(Dataset records)
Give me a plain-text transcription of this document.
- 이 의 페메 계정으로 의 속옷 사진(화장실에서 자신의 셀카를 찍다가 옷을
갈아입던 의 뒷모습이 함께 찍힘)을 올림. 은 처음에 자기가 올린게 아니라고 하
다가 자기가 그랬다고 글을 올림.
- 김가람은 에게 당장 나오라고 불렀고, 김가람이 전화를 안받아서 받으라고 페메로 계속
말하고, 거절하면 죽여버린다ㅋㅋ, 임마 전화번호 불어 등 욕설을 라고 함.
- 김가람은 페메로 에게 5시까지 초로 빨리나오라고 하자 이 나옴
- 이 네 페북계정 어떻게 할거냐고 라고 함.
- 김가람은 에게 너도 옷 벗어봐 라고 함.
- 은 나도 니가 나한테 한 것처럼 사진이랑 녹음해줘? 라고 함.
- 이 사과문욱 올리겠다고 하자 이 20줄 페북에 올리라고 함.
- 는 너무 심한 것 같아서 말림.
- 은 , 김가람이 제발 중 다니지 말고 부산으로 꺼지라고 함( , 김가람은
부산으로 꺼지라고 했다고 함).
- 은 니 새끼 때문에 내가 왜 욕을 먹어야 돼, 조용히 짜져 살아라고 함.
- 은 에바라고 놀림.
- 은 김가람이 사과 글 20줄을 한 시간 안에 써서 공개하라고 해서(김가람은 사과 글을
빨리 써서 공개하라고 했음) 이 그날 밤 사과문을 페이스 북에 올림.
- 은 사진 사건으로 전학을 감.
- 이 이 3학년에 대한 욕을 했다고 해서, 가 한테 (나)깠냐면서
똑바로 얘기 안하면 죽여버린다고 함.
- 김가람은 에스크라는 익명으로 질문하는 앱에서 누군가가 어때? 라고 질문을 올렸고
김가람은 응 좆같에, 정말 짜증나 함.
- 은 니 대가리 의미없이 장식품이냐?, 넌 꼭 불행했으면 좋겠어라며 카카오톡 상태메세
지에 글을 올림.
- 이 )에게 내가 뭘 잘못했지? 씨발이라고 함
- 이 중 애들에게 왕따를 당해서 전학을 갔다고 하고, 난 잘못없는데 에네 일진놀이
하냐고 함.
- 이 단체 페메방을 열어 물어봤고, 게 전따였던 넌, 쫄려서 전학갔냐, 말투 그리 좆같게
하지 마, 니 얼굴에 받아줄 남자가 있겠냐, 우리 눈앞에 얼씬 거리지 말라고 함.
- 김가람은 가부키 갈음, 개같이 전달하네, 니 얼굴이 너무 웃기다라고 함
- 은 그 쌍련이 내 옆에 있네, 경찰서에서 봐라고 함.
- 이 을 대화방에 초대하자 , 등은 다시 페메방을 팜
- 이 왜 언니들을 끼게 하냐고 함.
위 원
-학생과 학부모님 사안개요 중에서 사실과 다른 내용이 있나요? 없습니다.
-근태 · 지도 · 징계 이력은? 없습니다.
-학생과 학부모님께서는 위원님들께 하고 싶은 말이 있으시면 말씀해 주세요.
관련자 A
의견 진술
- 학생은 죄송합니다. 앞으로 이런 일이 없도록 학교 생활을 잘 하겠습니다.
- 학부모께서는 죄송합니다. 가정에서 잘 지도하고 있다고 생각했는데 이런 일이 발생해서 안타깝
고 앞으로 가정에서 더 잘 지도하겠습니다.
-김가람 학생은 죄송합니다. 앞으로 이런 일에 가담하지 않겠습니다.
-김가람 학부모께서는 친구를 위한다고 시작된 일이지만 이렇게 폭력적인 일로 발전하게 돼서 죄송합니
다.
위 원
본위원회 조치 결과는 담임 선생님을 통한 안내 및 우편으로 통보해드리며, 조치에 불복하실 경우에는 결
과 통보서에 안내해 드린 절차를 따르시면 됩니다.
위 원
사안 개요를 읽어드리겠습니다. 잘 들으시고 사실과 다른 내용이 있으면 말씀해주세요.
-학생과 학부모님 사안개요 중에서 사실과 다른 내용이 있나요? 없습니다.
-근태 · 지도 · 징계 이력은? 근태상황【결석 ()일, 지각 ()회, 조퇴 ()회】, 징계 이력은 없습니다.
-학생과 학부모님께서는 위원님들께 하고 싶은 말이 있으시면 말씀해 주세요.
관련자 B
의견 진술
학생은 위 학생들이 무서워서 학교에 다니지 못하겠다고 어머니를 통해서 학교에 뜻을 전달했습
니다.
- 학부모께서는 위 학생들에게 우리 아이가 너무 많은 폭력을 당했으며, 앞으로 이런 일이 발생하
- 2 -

GOAL:
Pick out each line containing "페메방을" and report it.

RESPONSE TO THE TASK:
- 이 단체 페메방을 열어 물어봤고, 게 전따였던 넌, 쫄려서 전학갔냐, 말투 그리 좆같게
- 이 을 대화방에 초대하자 , 등은 다시 페메방을 팜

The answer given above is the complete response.